* _The request_
Print the range of lines that opens with the line containing "Give me the" and closes with the last line of the listing. Include both ends; print nothing more.

* _Listing_
^^^^^^^^^^^^^^^^

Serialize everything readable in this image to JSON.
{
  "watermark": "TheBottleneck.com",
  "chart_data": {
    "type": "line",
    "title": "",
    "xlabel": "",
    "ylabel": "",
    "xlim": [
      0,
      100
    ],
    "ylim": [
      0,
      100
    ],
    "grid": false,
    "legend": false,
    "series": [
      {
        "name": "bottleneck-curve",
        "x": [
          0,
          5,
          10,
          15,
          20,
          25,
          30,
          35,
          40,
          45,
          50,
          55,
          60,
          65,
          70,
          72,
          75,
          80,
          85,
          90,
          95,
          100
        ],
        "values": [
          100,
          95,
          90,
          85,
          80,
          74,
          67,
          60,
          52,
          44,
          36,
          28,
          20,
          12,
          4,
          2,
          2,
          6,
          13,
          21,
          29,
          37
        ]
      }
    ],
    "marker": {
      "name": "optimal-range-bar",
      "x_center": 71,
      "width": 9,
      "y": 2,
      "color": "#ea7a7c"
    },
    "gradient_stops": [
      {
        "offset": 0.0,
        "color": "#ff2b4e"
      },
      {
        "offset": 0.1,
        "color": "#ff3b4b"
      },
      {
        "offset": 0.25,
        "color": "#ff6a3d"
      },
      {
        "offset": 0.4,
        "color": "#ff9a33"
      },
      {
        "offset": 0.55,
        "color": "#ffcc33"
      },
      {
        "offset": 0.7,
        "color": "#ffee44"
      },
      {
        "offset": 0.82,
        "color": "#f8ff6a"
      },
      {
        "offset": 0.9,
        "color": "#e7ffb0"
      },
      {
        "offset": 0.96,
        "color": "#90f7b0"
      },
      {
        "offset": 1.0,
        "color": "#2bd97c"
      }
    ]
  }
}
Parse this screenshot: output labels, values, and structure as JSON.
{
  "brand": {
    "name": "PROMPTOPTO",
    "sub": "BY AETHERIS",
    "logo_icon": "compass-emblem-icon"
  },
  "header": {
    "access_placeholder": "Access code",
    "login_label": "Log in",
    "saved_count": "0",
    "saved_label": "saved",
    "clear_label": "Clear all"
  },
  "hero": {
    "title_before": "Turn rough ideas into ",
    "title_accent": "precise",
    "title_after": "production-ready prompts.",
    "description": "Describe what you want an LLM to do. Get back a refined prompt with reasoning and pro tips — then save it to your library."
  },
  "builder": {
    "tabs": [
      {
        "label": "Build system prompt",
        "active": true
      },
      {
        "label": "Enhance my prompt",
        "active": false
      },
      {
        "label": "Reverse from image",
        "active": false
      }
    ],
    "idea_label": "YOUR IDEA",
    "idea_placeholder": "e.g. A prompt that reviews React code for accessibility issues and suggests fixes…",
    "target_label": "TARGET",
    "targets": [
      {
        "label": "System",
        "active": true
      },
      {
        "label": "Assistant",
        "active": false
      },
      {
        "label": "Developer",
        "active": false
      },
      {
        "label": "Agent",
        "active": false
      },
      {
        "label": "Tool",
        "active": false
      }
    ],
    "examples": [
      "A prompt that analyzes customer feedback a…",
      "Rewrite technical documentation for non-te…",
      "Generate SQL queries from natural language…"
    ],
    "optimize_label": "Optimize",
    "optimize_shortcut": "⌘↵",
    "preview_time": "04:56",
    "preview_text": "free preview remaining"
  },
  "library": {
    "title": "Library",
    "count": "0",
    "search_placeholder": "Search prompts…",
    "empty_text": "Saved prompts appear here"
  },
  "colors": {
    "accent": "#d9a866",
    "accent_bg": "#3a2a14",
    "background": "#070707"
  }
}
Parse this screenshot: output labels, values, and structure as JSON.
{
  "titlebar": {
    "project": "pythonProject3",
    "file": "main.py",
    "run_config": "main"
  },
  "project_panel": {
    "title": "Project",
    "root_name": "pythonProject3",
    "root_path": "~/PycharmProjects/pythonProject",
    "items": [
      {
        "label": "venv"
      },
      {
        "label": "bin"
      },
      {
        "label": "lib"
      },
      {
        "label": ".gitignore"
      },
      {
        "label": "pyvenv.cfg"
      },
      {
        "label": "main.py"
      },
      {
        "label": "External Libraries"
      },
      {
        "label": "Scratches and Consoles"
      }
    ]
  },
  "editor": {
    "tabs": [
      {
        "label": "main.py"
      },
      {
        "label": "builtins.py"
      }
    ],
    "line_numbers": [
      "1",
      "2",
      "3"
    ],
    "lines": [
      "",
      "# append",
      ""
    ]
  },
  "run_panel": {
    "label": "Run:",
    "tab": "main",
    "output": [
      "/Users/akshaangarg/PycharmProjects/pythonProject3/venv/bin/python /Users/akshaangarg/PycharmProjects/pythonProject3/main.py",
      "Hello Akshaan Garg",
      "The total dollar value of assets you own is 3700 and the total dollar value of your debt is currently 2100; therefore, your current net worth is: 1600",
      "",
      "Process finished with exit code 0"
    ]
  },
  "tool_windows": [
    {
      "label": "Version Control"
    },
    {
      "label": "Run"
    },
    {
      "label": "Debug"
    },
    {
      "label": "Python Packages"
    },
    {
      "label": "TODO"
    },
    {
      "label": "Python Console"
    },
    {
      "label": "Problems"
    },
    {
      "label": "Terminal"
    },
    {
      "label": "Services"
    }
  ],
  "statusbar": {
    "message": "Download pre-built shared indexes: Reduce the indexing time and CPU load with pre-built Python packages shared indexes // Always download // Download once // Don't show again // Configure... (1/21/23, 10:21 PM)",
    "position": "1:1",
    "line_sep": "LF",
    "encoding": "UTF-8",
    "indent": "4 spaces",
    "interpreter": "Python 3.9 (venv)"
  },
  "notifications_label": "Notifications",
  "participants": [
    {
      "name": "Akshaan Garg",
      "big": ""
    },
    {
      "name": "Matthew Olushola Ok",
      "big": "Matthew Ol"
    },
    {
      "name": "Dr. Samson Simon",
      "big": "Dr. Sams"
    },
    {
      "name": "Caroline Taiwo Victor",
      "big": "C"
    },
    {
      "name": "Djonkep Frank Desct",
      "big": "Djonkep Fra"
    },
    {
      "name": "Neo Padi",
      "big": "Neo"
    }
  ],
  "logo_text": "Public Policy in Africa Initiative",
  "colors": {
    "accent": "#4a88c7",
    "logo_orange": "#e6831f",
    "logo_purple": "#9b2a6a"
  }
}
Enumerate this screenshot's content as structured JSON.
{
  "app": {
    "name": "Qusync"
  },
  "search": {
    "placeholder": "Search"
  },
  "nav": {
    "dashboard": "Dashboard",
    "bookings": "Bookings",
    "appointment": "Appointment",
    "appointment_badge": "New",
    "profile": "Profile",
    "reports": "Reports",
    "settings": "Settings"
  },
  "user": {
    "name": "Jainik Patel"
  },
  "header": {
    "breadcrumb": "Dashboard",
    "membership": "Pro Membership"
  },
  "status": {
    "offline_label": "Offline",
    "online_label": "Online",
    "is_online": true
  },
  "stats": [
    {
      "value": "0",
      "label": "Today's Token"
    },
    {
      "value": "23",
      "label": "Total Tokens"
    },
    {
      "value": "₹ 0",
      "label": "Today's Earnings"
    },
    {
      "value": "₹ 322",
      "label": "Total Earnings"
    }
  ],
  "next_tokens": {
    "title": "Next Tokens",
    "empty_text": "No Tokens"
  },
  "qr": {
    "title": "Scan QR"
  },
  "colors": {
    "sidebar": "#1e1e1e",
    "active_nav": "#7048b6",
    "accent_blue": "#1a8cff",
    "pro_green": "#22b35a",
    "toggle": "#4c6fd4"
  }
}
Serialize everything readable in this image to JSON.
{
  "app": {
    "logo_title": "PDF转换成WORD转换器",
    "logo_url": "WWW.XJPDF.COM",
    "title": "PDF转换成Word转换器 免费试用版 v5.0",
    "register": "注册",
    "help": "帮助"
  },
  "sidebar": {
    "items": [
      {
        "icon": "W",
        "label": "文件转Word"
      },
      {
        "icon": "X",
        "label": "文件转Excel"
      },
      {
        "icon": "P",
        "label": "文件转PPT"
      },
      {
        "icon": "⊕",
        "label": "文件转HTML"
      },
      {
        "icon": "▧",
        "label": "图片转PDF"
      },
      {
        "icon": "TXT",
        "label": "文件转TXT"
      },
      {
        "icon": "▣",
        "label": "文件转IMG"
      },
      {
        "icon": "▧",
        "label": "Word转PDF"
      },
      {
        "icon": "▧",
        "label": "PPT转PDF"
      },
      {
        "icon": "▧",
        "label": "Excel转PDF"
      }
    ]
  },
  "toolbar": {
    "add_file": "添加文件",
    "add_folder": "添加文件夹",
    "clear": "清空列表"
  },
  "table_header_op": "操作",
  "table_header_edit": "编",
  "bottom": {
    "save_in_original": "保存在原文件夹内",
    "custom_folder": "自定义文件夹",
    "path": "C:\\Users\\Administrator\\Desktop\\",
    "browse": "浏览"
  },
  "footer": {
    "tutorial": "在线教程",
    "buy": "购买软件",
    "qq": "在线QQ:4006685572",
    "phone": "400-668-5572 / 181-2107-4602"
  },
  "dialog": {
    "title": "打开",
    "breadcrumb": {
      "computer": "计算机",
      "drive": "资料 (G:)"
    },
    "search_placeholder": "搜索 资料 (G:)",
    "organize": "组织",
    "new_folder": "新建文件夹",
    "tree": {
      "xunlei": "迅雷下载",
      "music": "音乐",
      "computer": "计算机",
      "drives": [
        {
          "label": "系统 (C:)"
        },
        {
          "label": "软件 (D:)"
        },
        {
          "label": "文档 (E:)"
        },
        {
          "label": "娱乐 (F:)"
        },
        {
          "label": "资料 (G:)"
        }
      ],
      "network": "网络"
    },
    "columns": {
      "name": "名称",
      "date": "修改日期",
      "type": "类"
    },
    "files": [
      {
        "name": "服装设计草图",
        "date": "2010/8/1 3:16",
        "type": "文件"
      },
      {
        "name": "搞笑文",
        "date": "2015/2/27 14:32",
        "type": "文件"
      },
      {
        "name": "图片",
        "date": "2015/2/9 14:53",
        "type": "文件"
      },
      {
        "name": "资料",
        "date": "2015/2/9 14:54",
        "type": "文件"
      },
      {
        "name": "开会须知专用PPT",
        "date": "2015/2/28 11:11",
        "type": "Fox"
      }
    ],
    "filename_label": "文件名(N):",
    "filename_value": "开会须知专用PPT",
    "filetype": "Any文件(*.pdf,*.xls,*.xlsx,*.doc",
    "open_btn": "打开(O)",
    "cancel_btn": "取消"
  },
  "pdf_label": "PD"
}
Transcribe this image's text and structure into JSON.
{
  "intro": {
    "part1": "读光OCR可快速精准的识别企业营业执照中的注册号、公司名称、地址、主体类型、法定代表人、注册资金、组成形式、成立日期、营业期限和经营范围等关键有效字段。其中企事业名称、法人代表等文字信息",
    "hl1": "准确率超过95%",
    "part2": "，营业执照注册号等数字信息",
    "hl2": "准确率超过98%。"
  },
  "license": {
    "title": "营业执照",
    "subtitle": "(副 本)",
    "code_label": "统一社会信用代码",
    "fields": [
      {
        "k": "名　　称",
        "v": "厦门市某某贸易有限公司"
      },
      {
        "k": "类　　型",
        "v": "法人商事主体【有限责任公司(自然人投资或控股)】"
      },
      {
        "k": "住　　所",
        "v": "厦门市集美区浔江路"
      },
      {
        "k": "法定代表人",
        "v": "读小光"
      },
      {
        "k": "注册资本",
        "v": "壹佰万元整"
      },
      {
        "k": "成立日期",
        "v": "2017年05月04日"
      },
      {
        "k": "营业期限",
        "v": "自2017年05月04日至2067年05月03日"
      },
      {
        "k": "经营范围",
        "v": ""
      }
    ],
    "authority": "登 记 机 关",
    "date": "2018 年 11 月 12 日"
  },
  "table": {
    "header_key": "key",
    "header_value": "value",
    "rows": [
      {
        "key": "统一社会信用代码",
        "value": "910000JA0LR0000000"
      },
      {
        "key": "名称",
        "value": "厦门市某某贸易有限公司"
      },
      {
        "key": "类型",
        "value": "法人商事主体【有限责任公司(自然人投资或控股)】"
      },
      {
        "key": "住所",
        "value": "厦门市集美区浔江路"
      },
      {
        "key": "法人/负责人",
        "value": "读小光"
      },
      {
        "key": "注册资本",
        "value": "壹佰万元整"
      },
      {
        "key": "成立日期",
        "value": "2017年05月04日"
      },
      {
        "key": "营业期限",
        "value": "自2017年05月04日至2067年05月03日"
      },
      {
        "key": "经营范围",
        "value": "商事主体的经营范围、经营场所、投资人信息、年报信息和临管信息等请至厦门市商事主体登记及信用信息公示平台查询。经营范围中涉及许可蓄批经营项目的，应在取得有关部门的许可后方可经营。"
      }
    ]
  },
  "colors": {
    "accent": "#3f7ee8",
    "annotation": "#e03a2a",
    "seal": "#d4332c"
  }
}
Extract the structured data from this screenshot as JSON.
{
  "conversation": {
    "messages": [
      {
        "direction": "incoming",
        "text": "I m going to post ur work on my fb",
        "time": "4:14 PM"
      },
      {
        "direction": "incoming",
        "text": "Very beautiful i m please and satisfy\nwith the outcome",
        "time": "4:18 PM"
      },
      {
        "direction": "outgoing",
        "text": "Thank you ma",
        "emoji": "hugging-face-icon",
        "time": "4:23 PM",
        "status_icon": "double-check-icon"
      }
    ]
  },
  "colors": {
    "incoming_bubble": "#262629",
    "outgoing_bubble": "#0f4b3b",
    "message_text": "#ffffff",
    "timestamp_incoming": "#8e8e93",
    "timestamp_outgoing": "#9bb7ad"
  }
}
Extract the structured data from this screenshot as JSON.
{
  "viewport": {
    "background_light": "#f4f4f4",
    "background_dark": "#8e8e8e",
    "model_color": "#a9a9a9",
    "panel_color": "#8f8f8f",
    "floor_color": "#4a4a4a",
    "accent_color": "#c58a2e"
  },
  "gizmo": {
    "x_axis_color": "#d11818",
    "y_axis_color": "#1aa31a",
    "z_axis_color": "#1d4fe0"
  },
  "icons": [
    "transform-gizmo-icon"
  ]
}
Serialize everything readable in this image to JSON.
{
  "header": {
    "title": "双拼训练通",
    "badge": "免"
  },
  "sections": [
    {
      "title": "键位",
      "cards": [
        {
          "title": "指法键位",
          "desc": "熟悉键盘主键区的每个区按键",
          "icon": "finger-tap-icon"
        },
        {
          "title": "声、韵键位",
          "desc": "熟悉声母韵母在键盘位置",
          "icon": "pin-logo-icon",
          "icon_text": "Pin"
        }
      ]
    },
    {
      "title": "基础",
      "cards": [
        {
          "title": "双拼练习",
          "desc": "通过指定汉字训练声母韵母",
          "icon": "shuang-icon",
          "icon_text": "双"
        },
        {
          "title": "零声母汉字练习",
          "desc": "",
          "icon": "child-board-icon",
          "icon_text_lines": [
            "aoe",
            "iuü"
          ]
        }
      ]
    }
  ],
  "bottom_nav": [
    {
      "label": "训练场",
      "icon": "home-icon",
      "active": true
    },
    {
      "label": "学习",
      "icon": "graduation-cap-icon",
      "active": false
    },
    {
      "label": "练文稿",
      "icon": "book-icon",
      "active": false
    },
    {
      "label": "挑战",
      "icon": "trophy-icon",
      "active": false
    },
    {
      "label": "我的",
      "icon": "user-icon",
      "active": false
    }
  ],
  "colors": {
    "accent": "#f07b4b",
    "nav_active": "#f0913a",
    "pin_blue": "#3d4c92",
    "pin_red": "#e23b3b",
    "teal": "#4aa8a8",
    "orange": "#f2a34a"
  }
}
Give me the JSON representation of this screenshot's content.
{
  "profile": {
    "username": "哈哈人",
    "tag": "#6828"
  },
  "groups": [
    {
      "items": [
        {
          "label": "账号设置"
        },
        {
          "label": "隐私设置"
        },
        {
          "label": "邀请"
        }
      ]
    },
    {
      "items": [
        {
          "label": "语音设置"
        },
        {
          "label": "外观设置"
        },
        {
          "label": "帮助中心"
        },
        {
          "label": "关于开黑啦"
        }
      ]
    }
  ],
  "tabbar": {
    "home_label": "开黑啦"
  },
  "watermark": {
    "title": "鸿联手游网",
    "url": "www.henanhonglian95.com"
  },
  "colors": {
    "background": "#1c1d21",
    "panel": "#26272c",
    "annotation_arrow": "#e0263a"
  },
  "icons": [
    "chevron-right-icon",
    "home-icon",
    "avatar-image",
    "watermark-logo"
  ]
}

^^^^^^^^^^^^^^^^

* _Result of the exercise_
Give me the JSON representation of this screenshot's content.
{
  "profile": {
    "username": "哈哈人",
    "tag": "#6828"
  },
  "groups": [
    {
      "items": [
        {
          "label": "账号设置"
        },
        {
          "label": "隐私设置"
        },
        {
          "label": "邀请"
        }
      ]
    },
    {
      "items": [
        {
          "label": "语音设置"
        },
        {
          "label": "外观设置"
        },
        {
          "label": "帮助中心"
        },
        {
          "label": "关于开黑啦"
        }
      ]
    }
  ],
  "tabbar": {
    "home_label": "开黑啦"
  },
  "watermark": {
    "title": "鸿联手游网",
    "url": "www.henanhonglian95.com"
  },
  "colors": {
    "background": "#1c1d21",
    "panel": "#26272c",
    "annotation_arrow": "#e0263a"
  },
  "icons": [
    "chevron-right-icon",
    "home-icon",
    "avatar-image",
    "watermark-logo"
  ]
}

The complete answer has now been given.